EXTRACTED DATA:

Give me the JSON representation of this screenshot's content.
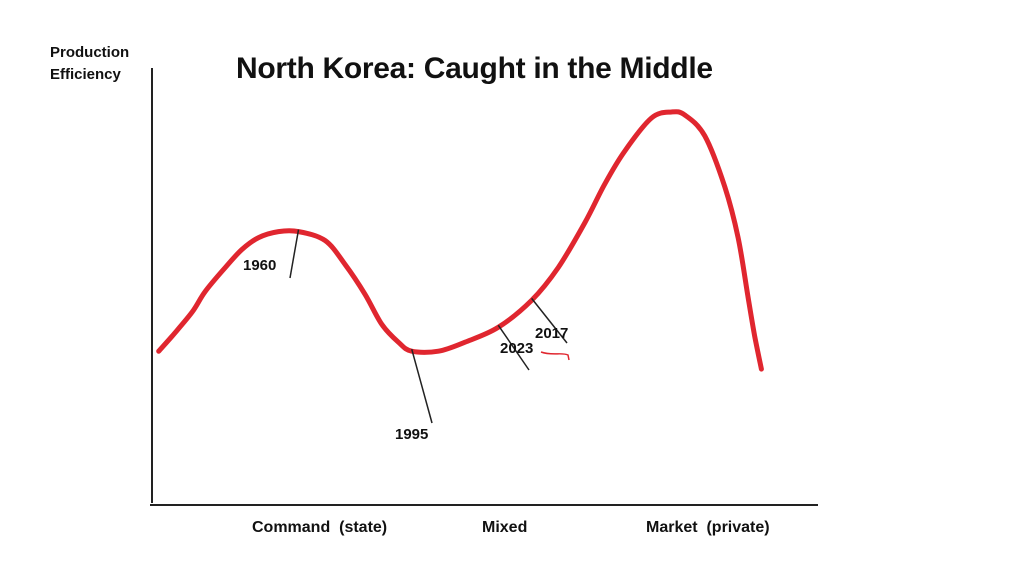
{
  "chart_data": {
    "type": "line",
    "title": "North Korea: Caught in the Middle",
    "ylabel": [
      "Production",
      "Efficiency"
    ],
    "xlabel": "",
    "x_categories": [
      "Command  (state)",
      "Mixed",
      "Market  (private)"
    ],
    "series": [
      {
        "color": "#e0262f",
        "points": [
          [
            0.01,
            0.2
          ],
          [
            0.03,
            0.25
          ],
          [
            0.06,
            0.33
          ],
          [
            0.08,
            0.4
          ],
          [
            0.11,
            0.48
          ],
          [
            0.135,
            0.54
          ],
          [
            0.16,
            0.58
          ],
          [
            0.19,
            0.6
          ],
          [
            0.22,
            0.6
          ],
          [
            0.26,
            0.57
          ],
          [
            0.29,
            0.49
          ],
          [
            0.32,
            0.39
          ],
          [
            0.345,
            0.29
          ],
          [
            0.37,
            0.23
          ],
          [
            0.39,
            0.2
          ],
          [
            0.43,
            0.2
          ],
          [
            0.47,
            0.23
          ],
          [
            0.52,
            0.28
          ],
          [
            0.57,
            0.37
          ],
          [
            0.61,
            0.48
          ],
          [
            0.65,
            0.63
          ],
          [
            0.68,
            0.76
          ],
          [
            0.71,
            0.87
          ],
          [
            0.75,
            0.98
          ],
          [
            0.78,
            1.0
          ],
          [
            0.8,
            0.99
          ],
          [
            0.83,
            0.92
          ],
          [
            0.86,
            0.75
          ],
          [
            0.88,
            0.58
          ],
          [
            0.895,
            0.38
          ],
          [
            0.905,
            0.25
          ],
          [
            0.915,
            0.14
          ]
        ]
      }
    ],
    "annotations": [
      {
        "label": "1960",
        "point": [
          0.22,
          0.6
        ]
      },
      {
        "label": "1995",
        "point": [
          0.39,
          0.2
        ]
      },
      {
        "label": "2023",
        "point": [
          0.52,
          0.28
        ]
      },
      {
        "label": "2017",
        "point": [
          0.57,
          0.37
        ]
      }
    ]
  }
}
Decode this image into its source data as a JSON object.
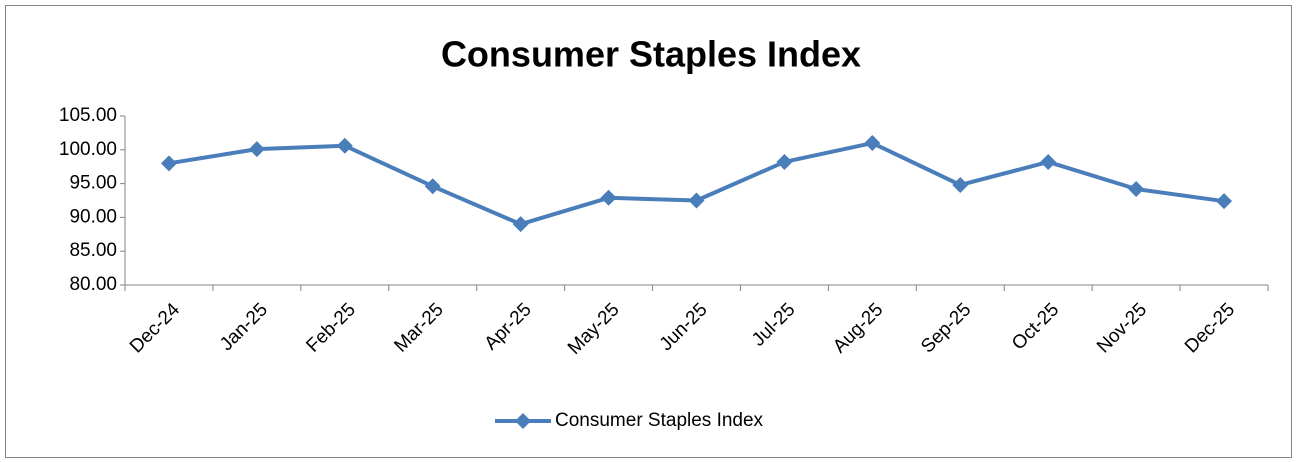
{
  "chart_data": {
    "type": "line",
    "title": "Consumer Staples Index",
    "categories": [
      "Dec-24",
      "Jan-25",
      "Feb-25",
      "Mar-25",
      "Apr-25",
      "May-25",
      "Jun-25",
      "Jul-25",
      "Aug-25",
      "Sep-25",
      "Oct-25",
      "Nov-25",
      "Dec-25"
    ],
    "series": [
      {
        "name": "Consumer Staples Index",
        "color": "#4a7ebb",
        "values": [
          98.0,
          100.1,
          100.6,
          94.6,
          89.0,
          92.9,
          92.5,
          98.2,
          101.0,
          94.8,
          98.2,
          94.2,
          92.4
        ]
      }
    ],
    "ylim": [
      80,
      105
    ],
    "yticks": [
      {
        "value": 80,
        "label": "80.00"
      },
      {
        "value": 85,
        "label": "85.00"
      },
      {
        "value": 90,
        "label": "90.00"
      },
      {
        "value": 95,
        "label": "95.00"
      },
      {
        "value": 100,
        "label": "100.00"
      },
      {
        "value": 105,
        "label": "105.00"
      }
    ],
    "grid": false,
    "legend": "bottom"
  }
}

WHAT YOU SHOULD DO: Count the lines in the records above that contain the word "this", and give only that number.

OUTPUT OF THE EXERCISE: 2